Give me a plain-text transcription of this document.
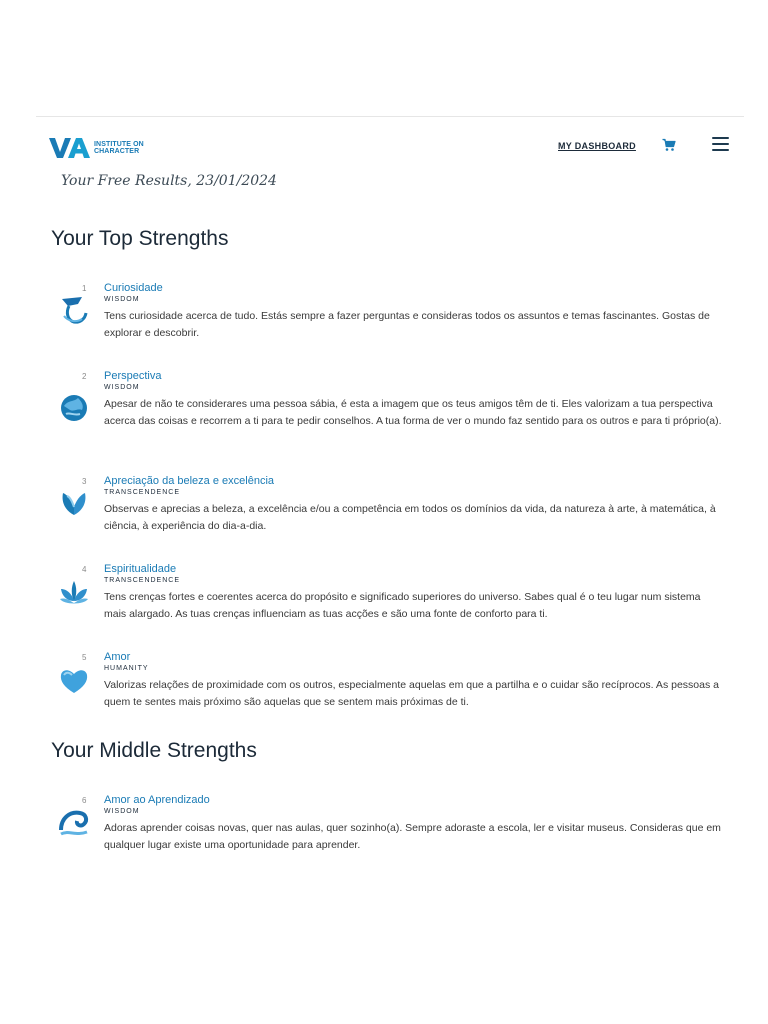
INSTITUTE ON
CHARACTER
MY DASHBOARD
Your Free Results, 23/01/2024
Your Top Strengths
1 Curiosidade
WISDOM
Tens curiosidade acerca de tudo. Estás sempre a fazer perguntas e consideras todos os assuntos e temas fascinantes. Gostas de explorar e descobrir.
2 Perspectiva
WISDOM
Apesar de não te considerares uma pessoa sábia, é esta a imagem que os teus amigos têm de ti. Eles valorizam a tua perspectiva acerca das coisas e recorrem a ti para te pedir conselhos. A tua forma de ver o mundo faz sentido para os outros e para ti próprio(a).
3 Apreciação da beleza e excelência
TRANSCENDENCE
Observas e aprecias a beleza, a excelência e/ou a competência em todos os domínios da vida, da natureza à arte, à matemática, à ciência, à experiência do dia-a-dia.
4 Espiritualidade
TRANSCENDENCE
Tens crenças fortes e coerentes acerca do propósito e significado superiores do universo. Sabes qual é o teu lugar num sistema mais alargado. As tuas crenças influenciam as tuas acções e são uma fonte de conforto para ti.
5 Amor
HUMANITY
Valorizas relações de proximidade com os outros, especialmente aquelas em que a partilha e o cuidar são recíprocos. As pessoas a quem te sentes mais próximo são aquelas que se sentem mais próximas de ti.
Your Middle Strengths
6 Amor ao Aprendizado
WISDOM
Adoras aprender coisas novas, quer nas aulas, quer sozinho(a). Sempre adoraste a escola, ler e visitar museus. Consideras que em qualquer lugar existe uma oportunidade para aprender.
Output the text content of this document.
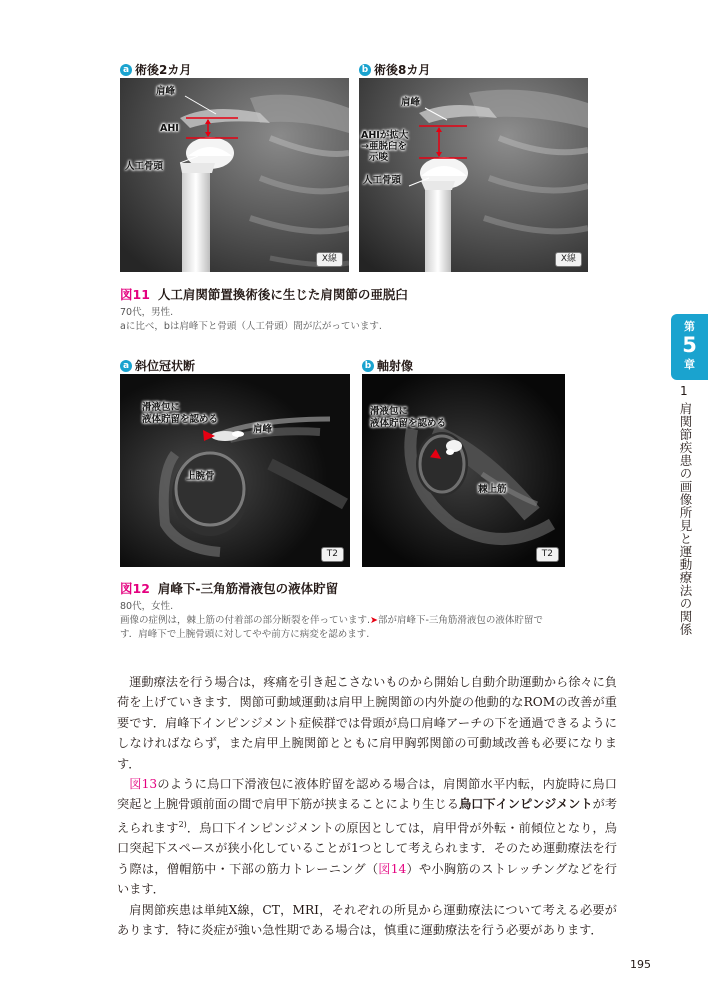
a 術後2カ月	b 術後8カ月
肩峰
AHI
人工骨頭
X線
肩峰
AHIが拡大
→亜脱臼を
示唆
人工骨頭
X線
図11 人工肩関節置換術後に生じた肩関節の亜脱臼
70代，男性.
aに比べ，bは肩峰下と骨頭（人工骨頭）間が広がっています.
a 斜位冠状断	b 軸射像
滑液包に
液体貯留を認める
肩峰
上腕骨
T2
滑液包に
液体貯留を認める
棘上筋
T2
図12 肩峰下-三角筋滑液包の液体貯留
80代，女性.
画像の症例は，棘上筋の付着部の部分断裂を伴っています.➤部が肩峰下-三角筋滑液包の液体貯留で
す．肩峰下で上腕骨頭に対してやや前方に病変を認めます.

運動療法を行う場合は，疼痛を引き起こさないものから開始し自動介助運動から徐々に負荷を上げていきます．関節可動域運動は肩甲上腕関節の内外旋の他動的なROMの改善が重要です．肩峰下インピンジメント症候群では骨頭が烏口肩峰アーチの下を通過できるようにしなければならず，また肩甲上腕関節とともに肩甲胸郭関節の可動域改善も必要になります．

図13のように烏口下滑液包に液体貯留を認める場合は，肩関節水平内転，内旋時に烏口突起と上腕骨頭前面の間で肩甲下筋が挟まることにより生じる烏口下インピンジメントが考えられます$^{2)}$．烏口下インピンジメントの原因としては，肩甲骨が外転・前傾位となり，烏口突起下スペースが狭小化していることが1つとして考えられます．そのため運動療法を行う際は，僧帽筋中・下部の筋力トレーニング（図14）や小胸筋のストレッチングなどを行います．

肩関節疾患は単純X線，CT，MRI，それぞれの所見から運動療法について考える必要があります．特に炎症が強い急性期である場合は，慎重に運動療法を行う必要があります．

第
5
章
1
肩関節疾患の画像所見と運動療法の関係
195
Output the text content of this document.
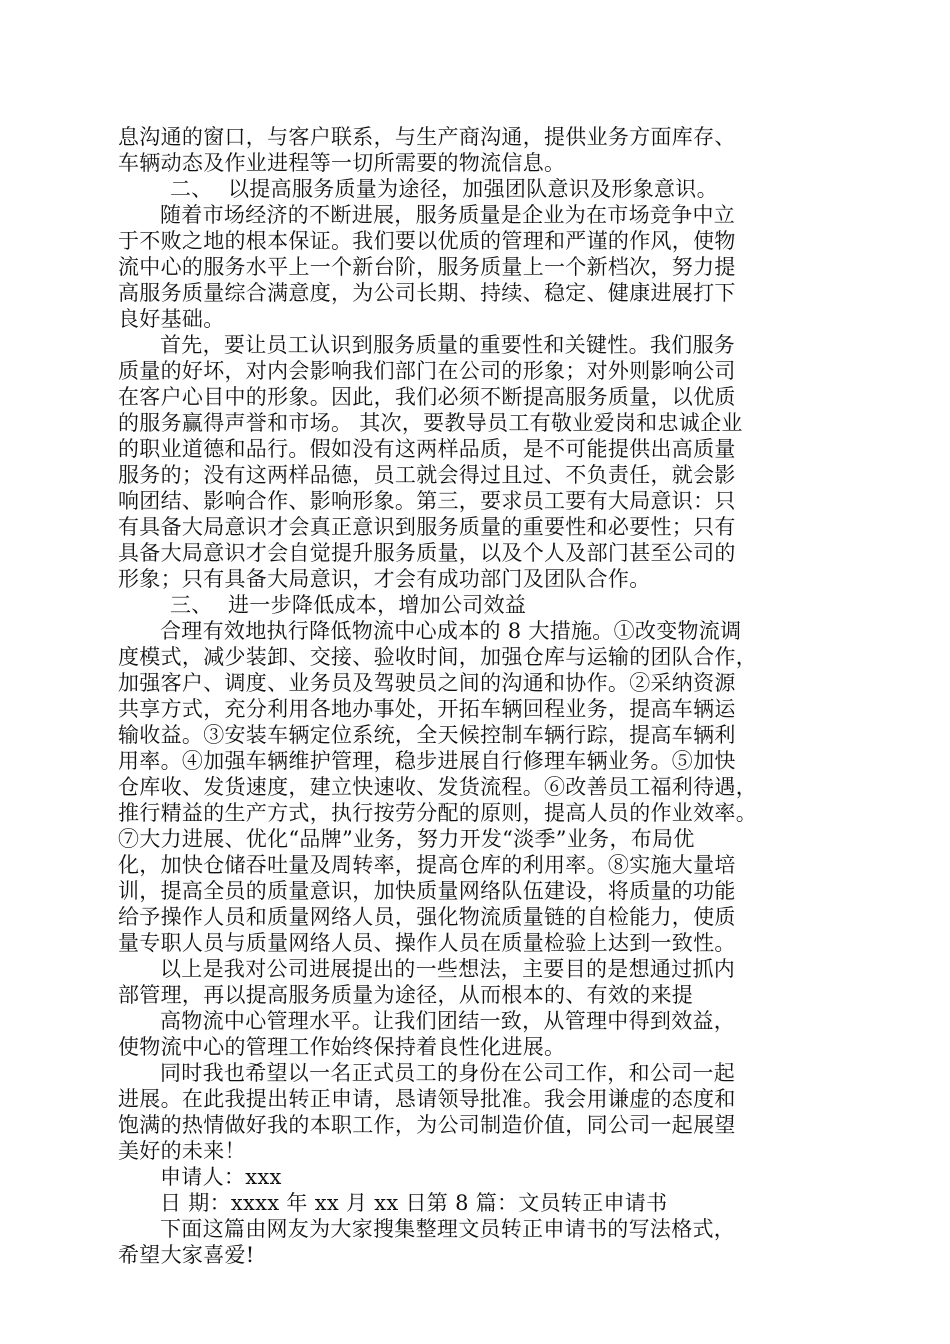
息沟通的窗口，与客户联系，与生产商沟通，提供业务方面库存、
车辆动态及作业进程等一切所需要的物流信息。
二、 以提高服务质量为途径，加强团队意识及形象意识。
随着市场经济的不断进展，服务质量是企业为在市场竞争中立
于不败之地的根本保证。我们要以优质的管理和严谨的作风，使物
流中心的服务水平上一个新台阶，服务质量上一个新档次，努力提
高服务质量综合满意度，为公司长期、持续、稳定、健康进展打下
良好基础。
首先，要让员工认识到服务质量的重要性和关键性。我们服务
质量的好坏，对内会影响我们部门在公司的形象；对外则影响公司
在客户心目中的形象。因此，我们必须不断提高服务质量，以优质
的服务赢得声誉和市场。 其次，要教导员工有敬业爱岗和忠诚企业
的职业道德和品行。假如没有这两样品质，是不可能提供出高质量
服务的；没有这两样品德，员工就会得过且过、不负责任，就会影
响团结、影响合作、影响形象。第三，要求员工要有大局意识：只
有具备大局意识才会真正意识到服务质量的重要性和必要性；只有
具备大局意识才会自觉提升服务质量，以及个人及部门甚至公司的
形象；只有具备大局意识，才会有成功部门及团队合作。
三、 进一步降低成本，增加公司效益
合理有效地执行降低物流中心成本的 8 大措施。①改变物流调
度模式，减少装卸、交接、验收时间，加强仓库与运输的团队合作，
加强客户、调度、业务员及驾驶员之间的沟通和协作。②采纳资源
共享方式，充分利用各地办事处，开拓车辆回程业务，提高车辆运
输收益。③安装车辆定位系统，全天候控制车辆行踪，提高车辆利
用率。④加强车辆维护管理，稳步进展自行修理车辆业务。⑤加快
仓库收、发货速度，建立快速收、发货流程。⑥改善员工福利待遇，
推行精益的生产方式，执行按劳分配的原则，提高人员的作业效率。
⑦大力进展、优化“品牌”业务，努力开发“淡季”业务，布局优
化，加快仓储吞吐量及周转率，提高仓库的利用率。⑧实施大量培
训，提高全员的质量意识，加快质量网络队伍建设，将质量的功能
给予操作人员和质量网络人员，强化物流质量链的自检能力，使质
量专职人员与质量网络人员、操作人员在质量检验上达到一致性。
以上是我对公司进展提出的一些想法，主要目的是想通过抓内
部管理，再以提高服务质量为途径，从而根本的、有效的来提
高物流中心管理水平。让我们团结一致，从管理中得到效益，
使物流中心的管理工作始终保持着良性化进展。
同时我也希望以一名正式员工的身份在公司工作，和公司一起
进展。在此我提出转正申请，恳请领导批准。我会用谦虚的态度和
饱满的热情做好我的本职工作，为公司制造价值，同公司一起展望
美好的未来！
申请人：xxx
日 期：xxxx 年 xx 月 xx 日第 8 篇：文员转正申请书
下面这篇由网友为大家搜集整理文员转正申请书的写法格式，
希望大家喜爱!
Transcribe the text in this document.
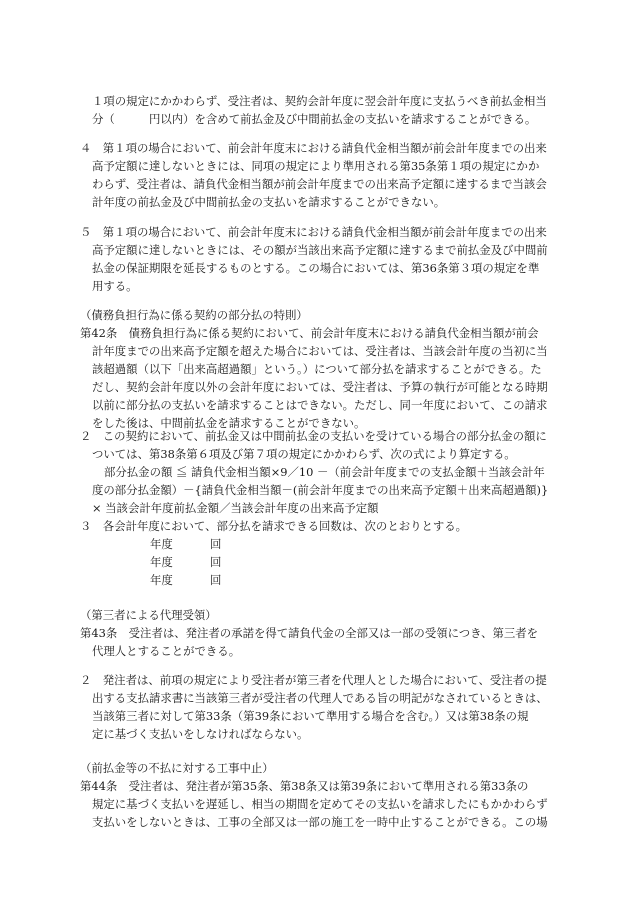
１項の規定にかかわらず、受注者は、契約会計年度に翌会計年度に支払うべき前払金相当
分（　　　円以内）を含めて前払金及び中間前払金の支払いを請求することができる。
４　第１項の場合において、前会計年度末における請負代金相当額が前会計年度までの出来
高予定額に達しないときには、同項の規定により準用される第35条第１項の規定にかか
わらず、受注者は、請負代金相当額が前会計年度までの出来高予定額に達するまで当該会
計年度の前払金及び中間前払金の支払いを請求することができない。
５　第１項の場合において、前会計年度末における請負代金相当額が前会計年度までの出来
高予定額に達しないときには、その額が当該出来高予定額に達するまで前払金及び中間前
払金の保証期限を延長するものとする。この場合においては、第36条第３項の規定を準
用する。
（債務負担行為に係る契約の部分払の特則）
第42条　債務負担行為に係る契約において、前会計年度末における請負代金相当額が前会
計年度までの出来高予定額を超えた場合においては、受注者は、当該会計年度の当初に当
該超過額（以下「出来高超過額」という。）について部分払を請求することができる。た
だし、契約会計年度以外の会計年度においては、受注者は、予算の執行が可能となる時期
以前に部分払の支払いを請求することはできない。ただし、同一年度において、この請求
をした後は、中間前払金を請求することができない。
２　この契約において、前払金又は中間前払金の支払いを受けている場合の部分払金の額に
ついては、第38条第６項及び第７項の規定にかかわらず、次の式により算定する。
部分払金の額 ≦ 請負代金相当額×9／10 －（前会計年度までの支払金額＋当該会計年
度の部分払金額）－{請負代金相当額－(前会計年度までの出来高予定額＋出来高超過額)}
× 当該会計年度前払金額／当該会計年度の出来高予定額
３　各会計年度において、部分払を請求できる回数は、次のとおりとする。
年度	回
年度	回
年度	回
（第三者による代理受領）
第43条　受注者は、発注者の承諾を得て請負代金の全部又は一部の受領につき、第三者を
代理人とすることができる。
２　発注者は、前項の規定により受注者が第三者を代理人とした場合において、受注者の提
出する支払請求書に当該第三者が受注者の代理人である旨の明記がなされているときは、
当該第三者に対して第33条（第39条において準用する場合を含む。）又は第38条の規
定に基づく支払いをしなければならない。
（前払金等の不払に対する工事中止）
第44条　受注者は、発注者が第35条、第38条又は第39条において準用される第33条の
規定に基づく支払いを遅延し、相当の期間を定めてその支払いを請求したにもかかわらず
支払いをしないときは、工事の全部又は一部の施工を一時中止することができる。この場
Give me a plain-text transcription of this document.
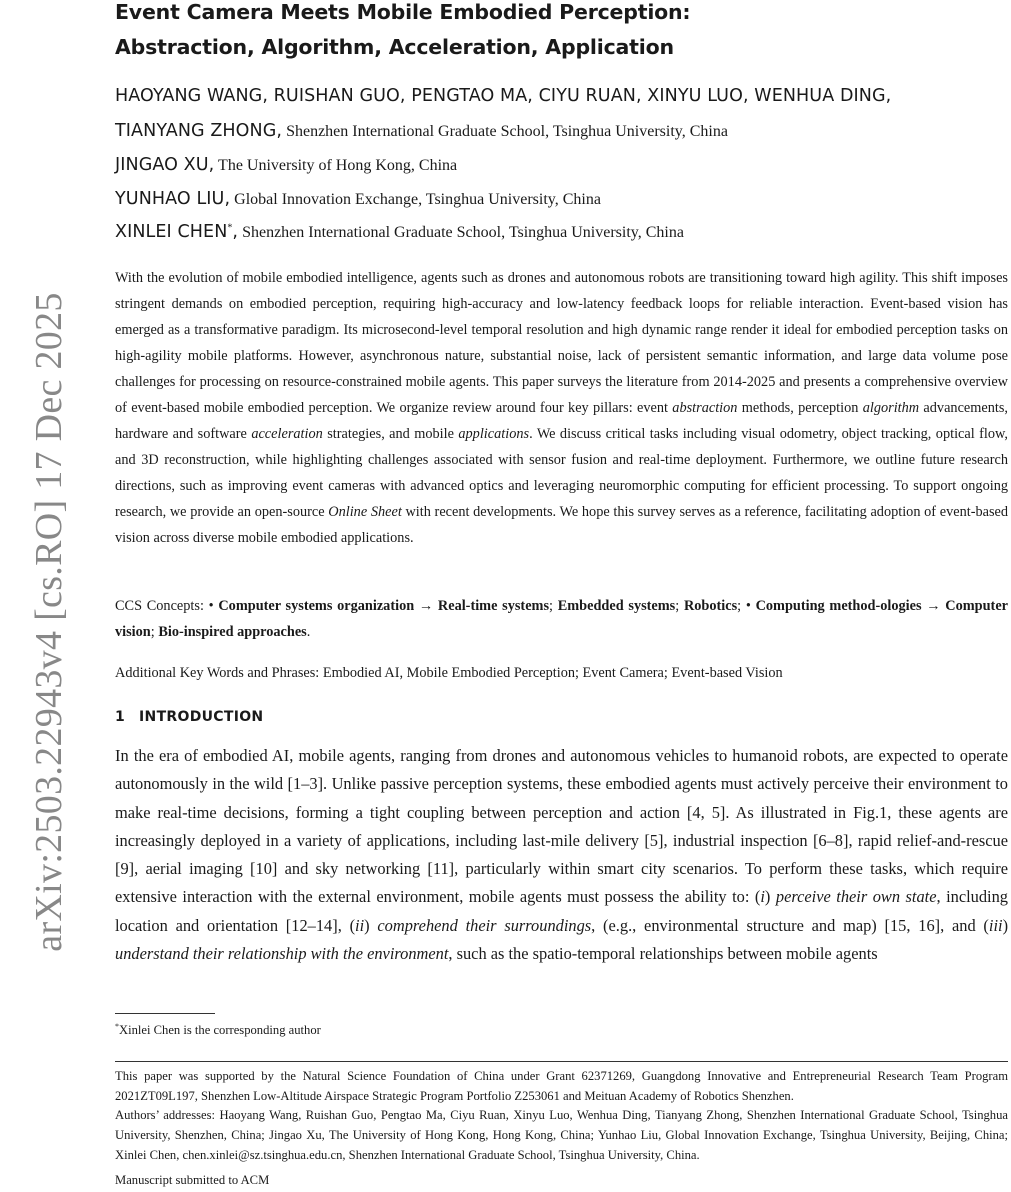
arXiv:2503.22943v4 [cs.RO] 17 Dec 2025
Event Camera Meets Mobile Embodied Perception:
Abstraction, Algorithm, Acceleration, Application
HAOYANG WANG, RUISHAN GUO, PENGTAO MA, CIYU RUAN, XINYU LUO, WENHUA DING,
TIANYANG ZHONG, Shenzhen International Graduate School, Tsinghua University, China
JINGAO XU, The University of Hong Kong, China
YUNHAO LIU, Global Innovation Exchange, Tsinghua University, China
XINLEI CHEN*, Shenzhen International Graduate School, Tsinghua University, China

With the evolution of mobile embodied intelligence, agents such as drones and autonomous robots are transitioning toward high agility. This shift imposes stringent demands on embodied perception, requiring high-accuracy and low-latency feedback loops for reliable interaction. Event-based vision has emerged as a transformative paradigm. Its microsecond-level temporal resolution and high dynamic range render it ideal for embodied perception tasks on high-agility mobile platforms. However, asynchronous nature, substantial noise, lack of persistent semantic information, and large data volume pose challenges for processing on resource-constrained mobile agents. This paper surveys the literature from 2014-2025 and presents a comprehensive overview of event-based mobile embodied perception. We organize review around four key pillars: event abstraction methods, perception algorithm advancements, hardware and software acceleration strategies, and mobile applications. We discuss critical tasks including visual odometry, object tracking, optical flow, and 3D reconstruction, while highlighting challenges associated with sensor fusion and real-time deployment. Furthermore, we outline future research directions, such as improving event cameras with advanced optics and leveraging neuromorphic computing for efficient processing. To support ongoing research, we provide an open-source Online Sheet with recent developments. We hope this survey serves as a reference, facilitating adoption of event-based vision across diverse mobile embodied applications.

CCS Concepts: • Computer systems organization → Real-time systems; Embedded systems; Robotics; • Computing method-ologies → Computer vision; Bio-inspired approaches.

Additional Key Words and Phrases: Embodied AI, Mobile Embodied Perception; Event Camera; Event-based Vision

1 INTRODUCTION

In the era of embodied AI, mobile agents, ranging from drones and autonomous vehicles to humanoid robots, are expected to operate autonomously in the wild [1–3]. Unlike passive perception systems, these embodied agents must actively perceive their environment to make real-time decisions, forming a tight coupling between perception and action [4, 5]. As illustrated in Fig.1, these agents are increasingly deployed in a variety of applications, including last-mile delivery [5], industrial inspection [6–8], rapid relief-and-rescue [9], aerial imaging [10] and sky networking [11], particularly within smart city scenarios. To perform these tasks, which require extensive interaction with the external environment, mobile agents must possess the ability to: (i) perceive their own state, including location and orientation [12–14], (ii) comprehend their surroundings, (e.g., environmental structure and map) [15, 16], and (iii) understand their relationship with the environment, such as the spatio-temporal relationships between mobile agents

*Xinlei Chen is the corresponding author
This paper was supported by the Natural Science Foundation of China under Grant 62371269, Guangdong Innovative and Entrepreneurial Research Team Program 2021ZT09L197, Shenzhen Low-Altitude Airspace Strategic Program Portfolio Z253061 and Meituan Academy of Robotics Shenzhen.
Authors’ addresses: Haoyang Wang, Ruishan Guo, Pengtao Ma, Ciyu Ruan, Xinyu Luo, Wenhua Ding, Tianyang Zhong, Shenzhen International Graduate School, Tsinghua University, Shenzhen, China; Jingao Xu, The University of Hong Kong, Hong Kong, China; Yunhao Liu, Global Innovation Exchange, Tsinghua University, Beijing, China; Xinlei Chen, chen.xinlei@sz.tsinghua.edu.cn, Shenzhen International Graduate School, Tsinghua University, China.
Manuscript submitted to ACM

........

> WHAT THIS TASK INVOLVES
List each line of the records that holds the string "mais".

> FINISHED EXERCISE
Tens crenças fortes e coerentes acerca do propósito e significado superiores do universo. Sabes qual é o teu lugar num sistema mais alargado. As tuas crenças influenciam as tuas acções e são uma fonte de conforto para ti.
Valorizas relações de proximidade com os outros, especialmente aquelas em que a partilha e o cuidar são recíprocos. As pessoas a quem te sentes mais próximo são aquelas que se sentem mais próximas de ti.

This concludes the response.